───── DATA FOR THIS EXERCISE
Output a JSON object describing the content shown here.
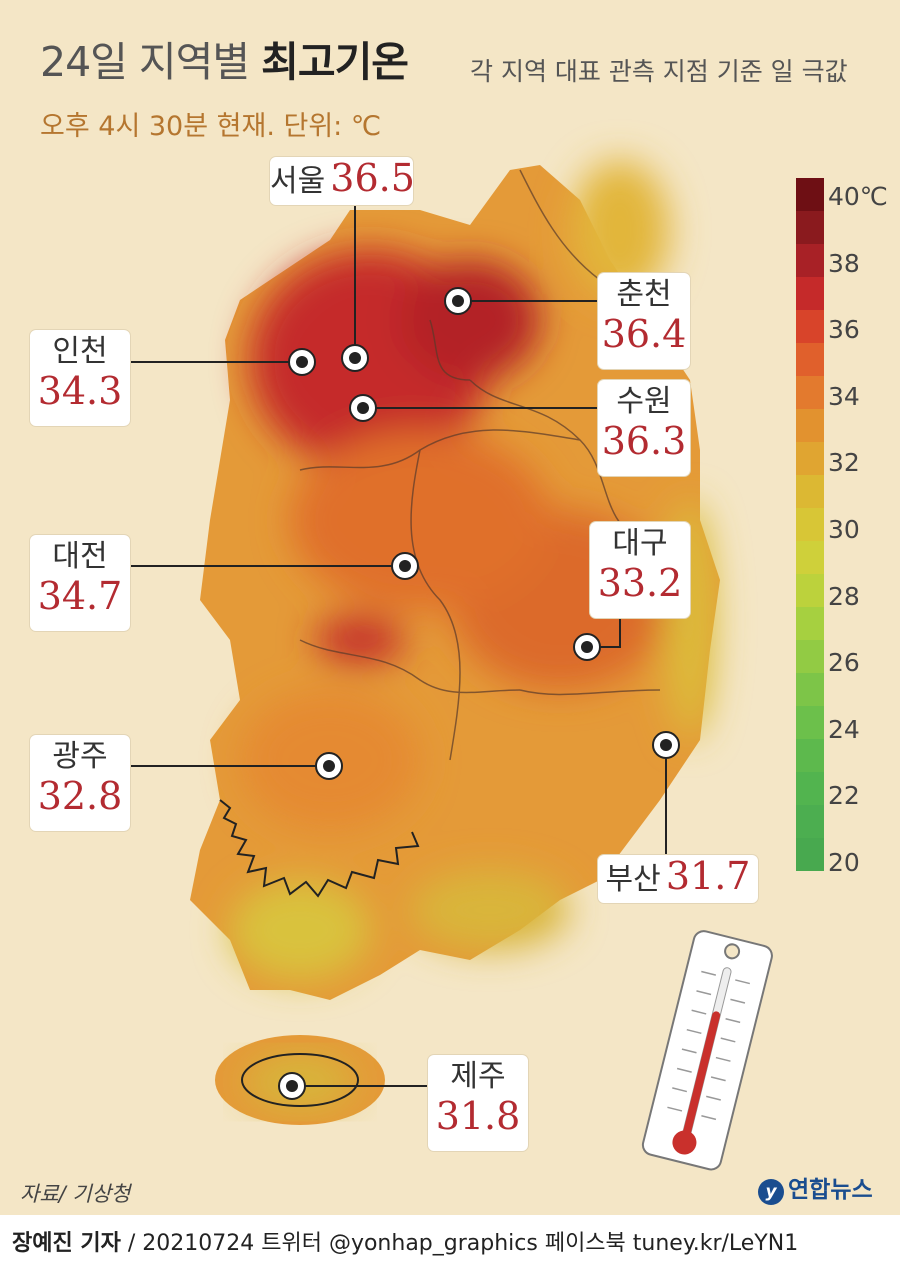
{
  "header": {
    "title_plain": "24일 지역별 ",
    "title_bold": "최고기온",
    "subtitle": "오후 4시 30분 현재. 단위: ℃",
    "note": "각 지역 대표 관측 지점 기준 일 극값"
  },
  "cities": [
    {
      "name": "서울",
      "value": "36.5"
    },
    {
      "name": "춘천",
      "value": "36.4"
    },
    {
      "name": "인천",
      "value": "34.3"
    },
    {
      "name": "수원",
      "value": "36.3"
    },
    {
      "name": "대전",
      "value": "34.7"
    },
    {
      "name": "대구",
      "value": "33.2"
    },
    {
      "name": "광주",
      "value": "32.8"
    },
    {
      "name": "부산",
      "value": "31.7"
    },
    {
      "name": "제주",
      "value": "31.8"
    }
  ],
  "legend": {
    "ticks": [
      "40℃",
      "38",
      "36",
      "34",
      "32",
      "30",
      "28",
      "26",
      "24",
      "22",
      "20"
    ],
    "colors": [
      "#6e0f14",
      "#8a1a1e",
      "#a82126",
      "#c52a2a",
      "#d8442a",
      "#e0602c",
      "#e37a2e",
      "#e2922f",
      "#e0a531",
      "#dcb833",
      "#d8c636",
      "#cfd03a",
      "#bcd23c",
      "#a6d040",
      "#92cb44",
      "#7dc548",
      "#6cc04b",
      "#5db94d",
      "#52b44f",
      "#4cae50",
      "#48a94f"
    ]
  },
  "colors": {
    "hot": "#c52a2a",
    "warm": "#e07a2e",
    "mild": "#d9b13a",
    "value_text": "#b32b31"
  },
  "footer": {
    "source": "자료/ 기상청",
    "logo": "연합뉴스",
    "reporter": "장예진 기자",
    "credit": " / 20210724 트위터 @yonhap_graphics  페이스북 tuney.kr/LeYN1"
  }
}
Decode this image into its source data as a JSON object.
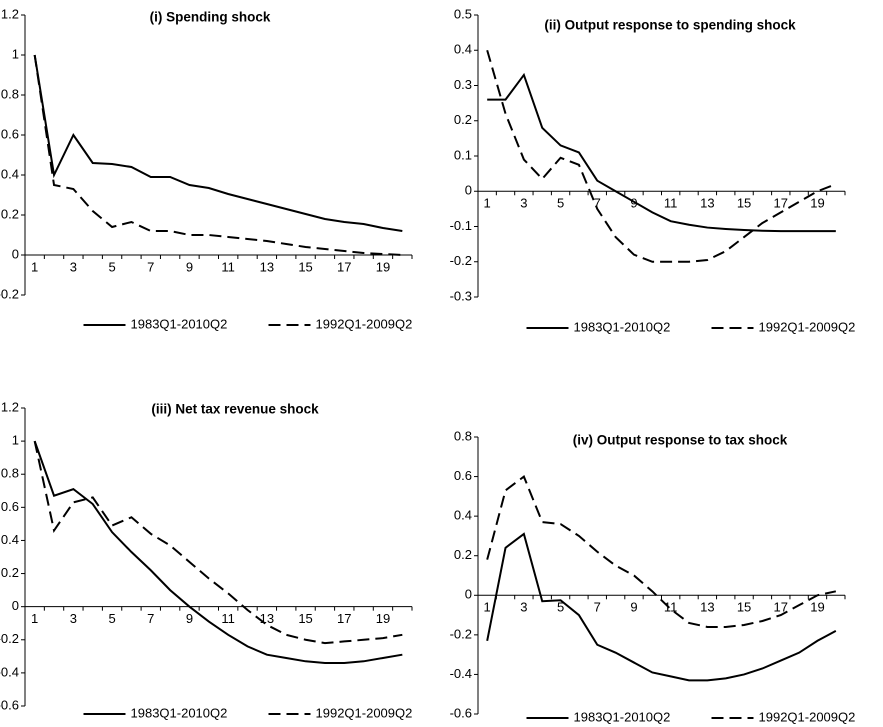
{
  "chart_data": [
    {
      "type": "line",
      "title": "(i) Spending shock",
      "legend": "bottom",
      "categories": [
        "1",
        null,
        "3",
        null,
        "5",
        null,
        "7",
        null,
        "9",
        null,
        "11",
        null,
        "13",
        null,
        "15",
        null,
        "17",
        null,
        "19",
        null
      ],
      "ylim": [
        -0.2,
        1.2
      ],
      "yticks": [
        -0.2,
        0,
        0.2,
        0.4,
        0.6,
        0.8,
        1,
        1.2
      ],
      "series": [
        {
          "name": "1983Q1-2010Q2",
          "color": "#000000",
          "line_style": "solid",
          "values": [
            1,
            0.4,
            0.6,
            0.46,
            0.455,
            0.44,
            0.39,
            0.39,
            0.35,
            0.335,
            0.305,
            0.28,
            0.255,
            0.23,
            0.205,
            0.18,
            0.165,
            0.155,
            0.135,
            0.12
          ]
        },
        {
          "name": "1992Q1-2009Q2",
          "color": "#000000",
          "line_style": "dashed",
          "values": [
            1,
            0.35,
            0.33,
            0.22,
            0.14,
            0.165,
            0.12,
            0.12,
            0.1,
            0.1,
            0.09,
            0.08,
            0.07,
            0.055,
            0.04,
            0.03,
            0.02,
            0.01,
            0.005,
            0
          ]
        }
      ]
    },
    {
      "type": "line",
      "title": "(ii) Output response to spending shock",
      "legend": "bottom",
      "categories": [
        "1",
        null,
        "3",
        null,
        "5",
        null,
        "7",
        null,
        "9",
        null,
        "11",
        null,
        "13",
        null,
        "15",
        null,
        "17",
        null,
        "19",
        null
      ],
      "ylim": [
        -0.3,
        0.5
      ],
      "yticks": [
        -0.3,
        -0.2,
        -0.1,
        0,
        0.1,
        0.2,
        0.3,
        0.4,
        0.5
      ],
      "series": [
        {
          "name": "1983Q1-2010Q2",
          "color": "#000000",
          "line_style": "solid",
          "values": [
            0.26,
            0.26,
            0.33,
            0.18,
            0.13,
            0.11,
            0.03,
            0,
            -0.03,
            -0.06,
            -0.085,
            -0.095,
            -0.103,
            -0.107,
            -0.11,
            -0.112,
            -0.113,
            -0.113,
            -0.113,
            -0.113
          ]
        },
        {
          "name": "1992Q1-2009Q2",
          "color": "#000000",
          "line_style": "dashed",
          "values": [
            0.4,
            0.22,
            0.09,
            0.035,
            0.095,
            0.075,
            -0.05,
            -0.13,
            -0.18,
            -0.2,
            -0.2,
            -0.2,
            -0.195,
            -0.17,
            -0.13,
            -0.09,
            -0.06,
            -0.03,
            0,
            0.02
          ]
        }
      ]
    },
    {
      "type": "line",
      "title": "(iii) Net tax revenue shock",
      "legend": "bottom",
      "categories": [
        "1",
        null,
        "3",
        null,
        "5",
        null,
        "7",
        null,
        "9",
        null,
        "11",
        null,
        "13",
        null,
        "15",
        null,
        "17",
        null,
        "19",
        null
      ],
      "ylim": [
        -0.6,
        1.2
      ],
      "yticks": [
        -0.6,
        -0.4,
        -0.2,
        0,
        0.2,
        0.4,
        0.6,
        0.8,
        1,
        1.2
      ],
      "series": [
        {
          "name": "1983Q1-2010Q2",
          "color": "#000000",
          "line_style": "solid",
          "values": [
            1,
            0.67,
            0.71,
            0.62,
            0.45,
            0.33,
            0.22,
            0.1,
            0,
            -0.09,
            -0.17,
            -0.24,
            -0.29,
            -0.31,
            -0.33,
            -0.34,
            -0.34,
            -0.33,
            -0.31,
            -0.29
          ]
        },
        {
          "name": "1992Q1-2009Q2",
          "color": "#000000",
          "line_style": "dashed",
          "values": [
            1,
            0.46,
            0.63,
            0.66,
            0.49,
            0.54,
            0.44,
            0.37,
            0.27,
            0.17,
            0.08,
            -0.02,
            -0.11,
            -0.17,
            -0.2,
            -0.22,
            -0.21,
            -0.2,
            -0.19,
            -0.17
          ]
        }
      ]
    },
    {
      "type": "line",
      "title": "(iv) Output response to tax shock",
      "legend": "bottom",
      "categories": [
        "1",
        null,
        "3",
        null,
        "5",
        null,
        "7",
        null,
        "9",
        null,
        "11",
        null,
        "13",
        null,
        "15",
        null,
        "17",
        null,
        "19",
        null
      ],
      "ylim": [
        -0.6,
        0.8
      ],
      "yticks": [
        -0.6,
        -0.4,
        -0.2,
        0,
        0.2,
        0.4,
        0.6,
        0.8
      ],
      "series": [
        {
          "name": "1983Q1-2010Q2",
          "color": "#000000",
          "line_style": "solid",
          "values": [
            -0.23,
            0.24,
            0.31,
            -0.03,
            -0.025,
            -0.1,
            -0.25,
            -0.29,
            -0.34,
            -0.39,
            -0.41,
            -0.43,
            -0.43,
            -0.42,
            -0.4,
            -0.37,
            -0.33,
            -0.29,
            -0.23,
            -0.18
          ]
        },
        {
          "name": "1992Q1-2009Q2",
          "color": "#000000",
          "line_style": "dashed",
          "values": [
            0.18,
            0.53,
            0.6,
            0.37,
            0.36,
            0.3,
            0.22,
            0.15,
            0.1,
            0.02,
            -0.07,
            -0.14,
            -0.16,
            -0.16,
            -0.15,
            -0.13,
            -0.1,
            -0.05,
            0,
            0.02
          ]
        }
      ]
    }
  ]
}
──────────
Transcribe the full listing above exactly, with the images removed.

REPLY:
Output a JSON object describing the content shown here.
{
  "header": {
    "title_plain": "24일 지역별 ",
    "title_bold": "최고기온",
    "subtitle": "오후 4시 30분 현재. 단위: ℃",
    "note": "각 지역 대표 관측 지점 기준 일 극값"
  },
  "cities": [
    {
      "name": "서울",
      "value": "36.5"
    },
    {
      "name": "춘천",
      "value": "36.4"
    },
    {
      "name": "인천",
      "value": "34.3"
    },
    {
      "name": "수원",
      "value": "36.3"
    },
    {
      "name": "대전",
      "value": "34.7"
    },
    {
      "name": "대구",
      "value": "33.2"
    },
    {
      "name": "광주",
      "value": "32.8"
    },
    {
      "name": "부산",
      "value": "31.7"
    },
    {
      "name": "제주",
      "value": "31.8"
    }
  ],
  "legend": {
    "ticks": [
      "40℃",
      "38",
      "36",
      "34",
      "32",
      "30",
      "28",
      "26",
      "24",
      "22",
      "20"
    ],
    "colors": [
      "#6e0f14",
      "#8a1a1e",
      "#a82126",
      "#c52a2a",
      "#d8442a",
      "#e0602c",
      "#e37a2e",
      "#e2922f",
      "#e0a531",
      "#dcb833",
      "#d8c636",
      "#cfd03a",
      "#bcd23c",
      "#a6d040",
      "#92cb44",
      "#7dc548",
      "#6cc04b",
      "#5db94d",
      "#52b44f",
      "#4cae50",
      "#48a94f"
    ]
  },
  "colors": {
    "hot": "#c52a2a",
    "warm": "#e07a2e",
    "mild": "#d9b13a",
    "value_text": "#b32b31"
  },
  "footer": {
    "source": "자료/ 기상청",
    "logo": "연합뉴스",
    "reporter": "장예진 기자",
    "credit": " / 20210724 트위터 @yonhap_graphics  페이스북 tuney.kr/LeYN1"
  }
}
Decode this image into its source data as a JSON object.
{
  "chart_data": [
    {
      "type": "line",
      "title": "(i) Spending shock",
      "legend": "bottom",
      "categories": [
        "1",
        null,
        "3",
        null,
        "5",
        null,
        "7",
        null,
        "9",
        null,
        "11",
        null,
        "13",
        null,
        "15",
        null,
        "17",
        null,
        "19",
        null
      ],
      "ylim": [
        -0.2,
        1.2
      ],
      "yticks": [
        -0.2,
        0,
        0.2,
        0.4,
        0.6,
        0.8,
        1,
        1.2
      ],
      "series": [
        {
          "name": "1983Q1-2010Q2",
          "color": "#000000",
          "line_style": "solid",
          "values": [
            1,
            0.4,
            0.6,
            0.46,
            0.455,
            0.44,
            0.39,
            0.39,
            0.35,
            0.335,
            0.305,
            0.28,
            0.255,
            0.23,
            0.205,
            0.18,
            0.165,
            0.155,
            0.135,
            0.12
          ]
        },
        {
          "name": "1992Q1-2009Q2",
          "color": "#000000",
          "line_style": "dashed",
          "values": [
            1,
            0.35,
            0.33,
            0.22,
            0.14,
            0.165,
            0.12,
            0.12,
            0.1,
            0.1,
            0.09,
            0.08,
            0.07,
            0.055,
            0.04,
            0.03,
            0.02,
            0.01,
            0.005,
            0
          ]
        }
      ]
    },
    {
      "type": "line",
      "title": "(ii) Output response to spending shock",
      "legend": "bottom",
      "categories": [
        "1",
        null,
        "3",
        null,
        "5",
        null,
        "7",
        null,
        "9",
        null,
        "11",
        null,
        "13",
        null,
        "15",
        null,
        "17",
        null,
        "19",
        null
      ],
      "ylim": [
        -0.3,
        0.5
      ],
      "yticks": [
        -0.3,
        -0.2,
        -0.1,
        0,
        0.1,
        0.2,
        0.3,
        0.4,
        0.5
      ],
      "series": [
        {
          "name": "1983Q1-2010Q2",
          "color": "#000000",
          "line_style": "solid",
          "values": [
            0.26,
            0.26,
            0.33,
            0.18,
            0.13,
            0.11,
            0.03,
            0,
            -0.03,
            -0.06,
            -0.085,
            -0.095,
            -0.103,
            -0.107,
            -0.11,
            -0.112,
            -0.113,
            -0.113,
            -0.113,
            -0.113
          ]
        },
        {
          "name": "1992Q1-2009Q2",
          "color": "#000000",
          "line_style": "dashed",
          "values": [
            0.4,
            0.22,
            0.09,
            0.035,
            0.095,
            0.075,
            -0.05,
            -0.13,
            -0.18,
            -0.2,
            -0.2,
            -0.2,
            -0.195,
            -0.17,
            -0.13,
            -0.09,
            -0.06,
            -0.03,
            0,
            0.02
          ]
        }
      ]
    },
    {
      "type": "line",
      "title": "(iii) Net tax revenue shock",
      "legend": "bottom",
      "categories": [
        "1",
        null,
        "3",
        null,
        "5",
        null,
        "7",
        null,
        "9",
        null,
        "11",
        null,
        "13",
        null,
        "15",
        null,
        "17",
        null,
        "19",
        null
      ],
      "ylim": [
        -0.6,
        1.2
      ],
      "yticks": [
        -0.6,
        -0.4,
        -0.2,
        0,
        0.2,
        0.4,
        0.6,
        0.8,
        1,
        1.2
      ],
      "series": [
        {
          "name": "1983Q1-2010Q2",
          "color": "#000000",
          "line_style": "solid",
          "values": [
            1,
            0.67,
            0.71,
            0.62,
            0.45,
            0.33,
            0.22,
            0.1,
            0,
            -0.09,
            -0.17,
            -0.24,
            -0.29,
            -0.31,
            -0.33,
            -0.34,
            -0.34,
            -0.33,
            -0.31,
            -0.29
          ]
        },
        {
          "name": "1992Q1-2009Q2",
          "color": "#000000",
          "line_style": "dashed",
          "values": [
            1,
            0.46,
            0.63,
            0.66,
            0.49,
            0.54,
            0.44,
            0.37,
            0.27,
            0.17,
            0.08,
            -0.02,
            -0.11,
            -0.17,
            -0.2,
            -0.22,
            -0.21,
            -0.2,
            -0.19,
            -0.17
          ]
        }
      ]
    },
    {
      "type": "line",
      "title": "(iv) Output response to tax shock",
      "legend": "bottom",
      "categories": [
        "1",
        null,
        "3",
        null,
        "5",
        null,
        "7",
        null,
        "9",
        null,
        "11",
        null,
        "13",
        null,
        "15",
        null,
        "17",
        null,
        "19",
        null
      ],
      "ylim": [
        -0.6,
        0.8
      ],
      "yticks": [
        -0.6,
        -0.4,
        -0.2,
        0,
        0.2,
        0.4,
        0.6,
        0.8
      ],
      "series": [
        {
          "name": "1983Q1-2010Q2",
          "color": "#000000",
          "line_style": "solid",
          "values": [
            -0.23,
            0.24,
            0.31,
            -0.03,
            -0.025,
            -0.1,
            -0.25,
            -0.29,
            -0.34,
            -0.39,
            -0.41,
            -0.43,
            -0.43,
            -0.42,
            -0.4,
            -0.37,
            -0.33,
            -0.29,
            -0.23,
            -0.18
          ]
        },
        {
          "name": "1992Q1-2009Q2",
          "color": "#000000",
          "line_style": "dashed",
          "values": [
            0.18,
            0.53,
            0.6,
            0.37,
            0.36,
            0.3,
            0.22,
            0.15,
            0.1,
            0.02,
            -0.07,
            -0.14,
            -0.16,
            -0.16,
            -0.15,
            -0.13,
            -0.1,
            -0.05,
            0,
            0.02
          ]
        }
      ]
    }
  ]
}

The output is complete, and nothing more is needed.